*WHAT IS BEING ASKED*: From the listing below, select every line where the word "title" appears.

----- DATA SECTION

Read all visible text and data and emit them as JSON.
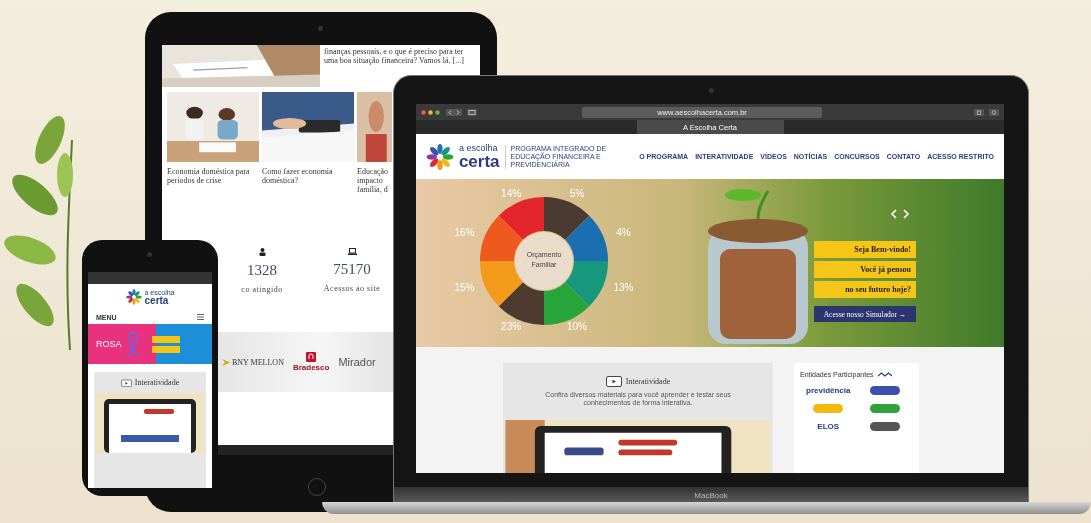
{
  "tablet": {
    "excerpt": "finanças pessoais, e o que é preciso para ter uma boa situação financeira? Vamos lá. [...]",
    "articles": [
      {
        "caption": "Economia doméstica para períodos de crise"
      },
      {
        "caption": "Como fazer economia doméstica?"
      },
      {
        "caption": "Educação impacto família, d"
      }
    ],
    "stats": [
      {
        "kind": "person",
        "value": "1328",
        "label": "co atingido"
      },
      {
        "kind": "laptop",
        "value": "75170",
        "label": "Acessos ao site"
      }
    ],
    "partners": [
      {
        "kind": "bny",
        "name": "BNY MELLON"
      },
      {
        "kind": "bradesco",
        "name": "Bradesco"
      },
      {
        "kind": "mirador",
        "name": "Mirador"
      }
    ]
  },
  "laptop": {
    "browser": {
      "url": "www.aescolhacerta.com.br",
      "tabs": [
        {
          "label": "A Escolha Certa",
          "selected": true
        }
      ]
    },
    "logo": {
      "top": "a escolha",
      "bottom": "certa",
      "tagline": "PROGRAMA INTEGRADO DE EDUCAÇÃO FINANCEIRA E PREVIDENCIÁRIA"
    },
    "nav": [
      "O PROGRAMA",
      "INTERATIVIDADE",
      "VÍDEOS",
      "NOTÍCIAS",
      "CONCURSOS",
      "CONTATO",
      "ACESSO RESTRITO"
    ],
    "hero": {
      "donut_center": [
        "Orçamento",
        "Familiar"
      ],
      "segments": [
        {
          "label": "14%",
          "color": "#e3262b"
        },
        {
          "label": "5%",
          "color": "#4a3a30"
        },
        {
          "label": "4%",
          "color": "#1b6fb0"
        },
        {
          "label": "13%",
          "color": "#17977e"
        },
        {
          "label": "10%",
          "color": "#27a53a"
        },
        {
          "label": "23%",
          "color": "#4d3b2f"
        },
        {
          "label": "15%",
          "color": "#f39a1b"
        },
        {
          "label": "16%",
          "color": "#ee5a1e"
        }
      ],
      "callouts": [
        "Seja Bem-vindo!",
        "Você já pensou",
        "no seu futuro hoje?"
      ],
      "cta": "Acesse nosso Simulador →"
    },
    "interactive": {
      "title": "Interatividade",
      "description": "Confira diversos materiais para você aprender e testar seus conhecimentos de forma interativa."
    },
    "partners": {
      "title": "Entidades Participantes",
      "logos": [
        {
          "kind": "text",
          "name": "previdência"
        },
        {
          "kind": "mark",
          "color": "#3b4fb0"
        },
        {
          "kind": "mark",
          "color": "#f2b90f"
        },
        {
          "kind": "mark",
          "color": "#2fa33a"
        },
        {
          "kind": "text",
          "name": "ELOS"
        },
        {
          "kind": "mark",
          "color": "#555555"
        }
      ]
    },
    "brand": "MacBook"
  },
  "phone": {
    "logo_top": "a escolha",
    "logo_bottom": "certa",
    "menu": "MENU",
    "banner": "ROSA",
    "section": "Interatividade"
  }
}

----------

*ANSWER FOR THE TASK*:
      "title": "Interatividade",
      "title": "Entidades Participantes",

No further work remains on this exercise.